§ Given instruction:
Pull out every line from the listing that has the word "conservative".

Collection entries
** Begin **

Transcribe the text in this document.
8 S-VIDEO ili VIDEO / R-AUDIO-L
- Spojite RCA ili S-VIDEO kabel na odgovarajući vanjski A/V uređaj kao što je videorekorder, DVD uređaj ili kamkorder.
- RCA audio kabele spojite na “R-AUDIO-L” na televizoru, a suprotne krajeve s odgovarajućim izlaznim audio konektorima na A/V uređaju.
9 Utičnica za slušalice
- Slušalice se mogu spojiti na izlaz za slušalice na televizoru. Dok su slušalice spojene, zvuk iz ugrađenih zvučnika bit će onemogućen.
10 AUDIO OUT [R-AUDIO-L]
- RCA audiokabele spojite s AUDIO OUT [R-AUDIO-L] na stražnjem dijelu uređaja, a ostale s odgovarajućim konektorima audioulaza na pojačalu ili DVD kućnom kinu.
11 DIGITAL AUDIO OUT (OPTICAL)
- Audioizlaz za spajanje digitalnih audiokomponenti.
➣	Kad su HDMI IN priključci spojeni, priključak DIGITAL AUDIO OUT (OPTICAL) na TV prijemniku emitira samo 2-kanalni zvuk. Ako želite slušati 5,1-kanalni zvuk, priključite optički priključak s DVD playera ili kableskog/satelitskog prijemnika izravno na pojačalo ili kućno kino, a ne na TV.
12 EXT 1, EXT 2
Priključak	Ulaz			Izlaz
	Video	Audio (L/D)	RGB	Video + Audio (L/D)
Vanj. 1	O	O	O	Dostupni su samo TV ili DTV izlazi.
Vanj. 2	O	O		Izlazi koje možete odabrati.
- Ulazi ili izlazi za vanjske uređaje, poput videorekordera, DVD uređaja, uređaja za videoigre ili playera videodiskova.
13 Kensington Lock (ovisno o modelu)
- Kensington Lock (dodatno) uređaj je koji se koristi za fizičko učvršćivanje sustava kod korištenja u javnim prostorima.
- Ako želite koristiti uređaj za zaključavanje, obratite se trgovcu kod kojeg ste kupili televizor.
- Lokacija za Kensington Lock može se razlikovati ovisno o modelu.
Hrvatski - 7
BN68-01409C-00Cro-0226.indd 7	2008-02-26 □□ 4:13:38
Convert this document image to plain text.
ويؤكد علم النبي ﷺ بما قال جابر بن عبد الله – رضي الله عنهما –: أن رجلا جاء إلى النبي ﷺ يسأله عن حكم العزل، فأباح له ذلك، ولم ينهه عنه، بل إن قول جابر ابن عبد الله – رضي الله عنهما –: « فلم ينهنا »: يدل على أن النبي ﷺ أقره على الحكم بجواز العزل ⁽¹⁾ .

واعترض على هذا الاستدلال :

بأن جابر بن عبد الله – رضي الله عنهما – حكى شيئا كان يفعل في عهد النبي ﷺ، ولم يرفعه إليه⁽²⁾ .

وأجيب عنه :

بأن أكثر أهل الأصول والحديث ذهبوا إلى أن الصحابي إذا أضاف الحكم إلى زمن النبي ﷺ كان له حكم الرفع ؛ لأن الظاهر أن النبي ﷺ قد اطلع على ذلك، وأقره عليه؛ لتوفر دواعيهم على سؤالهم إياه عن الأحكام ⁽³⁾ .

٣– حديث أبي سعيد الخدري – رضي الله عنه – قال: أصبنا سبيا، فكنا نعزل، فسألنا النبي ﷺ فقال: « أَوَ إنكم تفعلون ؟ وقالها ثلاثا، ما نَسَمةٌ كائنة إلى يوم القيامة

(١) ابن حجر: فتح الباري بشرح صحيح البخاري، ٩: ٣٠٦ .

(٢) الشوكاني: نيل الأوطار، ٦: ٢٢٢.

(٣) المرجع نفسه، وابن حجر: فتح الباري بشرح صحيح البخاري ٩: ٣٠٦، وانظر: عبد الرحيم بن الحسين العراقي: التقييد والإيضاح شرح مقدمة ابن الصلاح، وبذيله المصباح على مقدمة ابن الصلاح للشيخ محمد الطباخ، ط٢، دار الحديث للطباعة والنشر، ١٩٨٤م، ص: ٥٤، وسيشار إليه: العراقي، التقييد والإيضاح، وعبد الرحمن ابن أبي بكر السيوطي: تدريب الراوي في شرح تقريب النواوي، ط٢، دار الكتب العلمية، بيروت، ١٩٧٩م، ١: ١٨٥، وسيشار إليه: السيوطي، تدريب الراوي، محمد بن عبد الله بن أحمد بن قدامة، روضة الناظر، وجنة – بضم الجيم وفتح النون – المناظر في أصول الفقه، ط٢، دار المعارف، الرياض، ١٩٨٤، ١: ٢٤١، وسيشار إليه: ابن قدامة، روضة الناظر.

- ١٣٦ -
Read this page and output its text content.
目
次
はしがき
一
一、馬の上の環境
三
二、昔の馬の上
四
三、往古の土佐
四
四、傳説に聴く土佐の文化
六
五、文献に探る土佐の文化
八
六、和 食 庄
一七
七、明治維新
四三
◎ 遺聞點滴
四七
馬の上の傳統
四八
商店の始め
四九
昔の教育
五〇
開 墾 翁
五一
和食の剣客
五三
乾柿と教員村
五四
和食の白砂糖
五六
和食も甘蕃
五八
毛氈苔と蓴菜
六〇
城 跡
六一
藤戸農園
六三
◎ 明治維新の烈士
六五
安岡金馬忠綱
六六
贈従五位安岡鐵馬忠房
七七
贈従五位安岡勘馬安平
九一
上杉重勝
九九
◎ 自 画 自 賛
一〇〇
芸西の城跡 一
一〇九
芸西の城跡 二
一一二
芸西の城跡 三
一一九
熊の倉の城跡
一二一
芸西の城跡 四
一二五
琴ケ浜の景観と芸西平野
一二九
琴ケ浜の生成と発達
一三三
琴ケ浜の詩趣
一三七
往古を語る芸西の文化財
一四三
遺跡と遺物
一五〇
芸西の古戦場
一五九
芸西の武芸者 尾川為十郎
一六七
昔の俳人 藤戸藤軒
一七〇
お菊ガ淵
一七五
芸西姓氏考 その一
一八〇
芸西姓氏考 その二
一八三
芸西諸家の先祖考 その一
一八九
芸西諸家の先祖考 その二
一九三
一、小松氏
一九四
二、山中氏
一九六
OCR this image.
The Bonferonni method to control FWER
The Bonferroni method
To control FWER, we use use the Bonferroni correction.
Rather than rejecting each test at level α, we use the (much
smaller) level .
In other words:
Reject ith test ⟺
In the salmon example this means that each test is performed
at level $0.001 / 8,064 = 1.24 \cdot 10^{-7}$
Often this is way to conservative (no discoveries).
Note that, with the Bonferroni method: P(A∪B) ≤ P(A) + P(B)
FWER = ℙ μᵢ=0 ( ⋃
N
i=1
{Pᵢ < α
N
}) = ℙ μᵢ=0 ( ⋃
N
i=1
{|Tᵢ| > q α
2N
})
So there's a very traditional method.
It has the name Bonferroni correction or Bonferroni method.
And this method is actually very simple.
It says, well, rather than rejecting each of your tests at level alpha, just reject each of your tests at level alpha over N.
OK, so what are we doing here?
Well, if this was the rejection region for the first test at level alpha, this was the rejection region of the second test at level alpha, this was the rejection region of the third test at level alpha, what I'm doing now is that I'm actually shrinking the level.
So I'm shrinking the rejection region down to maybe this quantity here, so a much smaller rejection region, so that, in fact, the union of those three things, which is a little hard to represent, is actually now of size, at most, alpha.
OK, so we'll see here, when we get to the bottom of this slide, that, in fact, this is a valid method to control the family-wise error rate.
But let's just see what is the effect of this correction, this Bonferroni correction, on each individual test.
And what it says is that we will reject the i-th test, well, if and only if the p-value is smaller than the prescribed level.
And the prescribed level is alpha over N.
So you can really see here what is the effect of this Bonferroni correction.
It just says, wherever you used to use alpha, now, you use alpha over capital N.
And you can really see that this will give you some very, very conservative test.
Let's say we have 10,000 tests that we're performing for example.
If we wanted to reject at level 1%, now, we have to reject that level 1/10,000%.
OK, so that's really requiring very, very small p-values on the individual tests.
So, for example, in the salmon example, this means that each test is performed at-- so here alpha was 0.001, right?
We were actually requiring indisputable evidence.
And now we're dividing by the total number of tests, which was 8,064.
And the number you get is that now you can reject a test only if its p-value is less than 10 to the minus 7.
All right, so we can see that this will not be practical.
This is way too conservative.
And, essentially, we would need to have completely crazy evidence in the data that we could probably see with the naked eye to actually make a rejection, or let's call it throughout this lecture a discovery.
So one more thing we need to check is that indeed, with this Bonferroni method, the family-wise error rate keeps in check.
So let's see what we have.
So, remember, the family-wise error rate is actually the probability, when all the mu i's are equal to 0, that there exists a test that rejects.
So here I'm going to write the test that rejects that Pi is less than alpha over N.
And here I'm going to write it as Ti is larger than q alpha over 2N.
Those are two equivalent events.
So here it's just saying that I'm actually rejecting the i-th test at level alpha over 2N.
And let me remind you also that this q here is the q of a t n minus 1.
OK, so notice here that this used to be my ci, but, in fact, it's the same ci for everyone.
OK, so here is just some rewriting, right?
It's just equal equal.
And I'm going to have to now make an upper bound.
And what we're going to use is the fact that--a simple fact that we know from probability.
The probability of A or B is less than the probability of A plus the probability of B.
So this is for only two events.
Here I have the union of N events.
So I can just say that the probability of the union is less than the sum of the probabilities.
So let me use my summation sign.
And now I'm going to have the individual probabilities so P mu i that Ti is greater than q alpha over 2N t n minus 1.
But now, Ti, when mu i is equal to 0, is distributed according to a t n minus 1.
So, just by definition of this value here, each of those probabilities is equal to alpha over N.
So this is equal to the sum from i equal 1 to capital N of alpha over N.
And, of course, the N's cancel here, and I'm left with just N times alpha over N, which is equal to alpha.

** End **

§ Written answer:
Often this is way to conservative (no discoveries).
And you can really see that this will give you some very, very conservative test.
This is way too conservative.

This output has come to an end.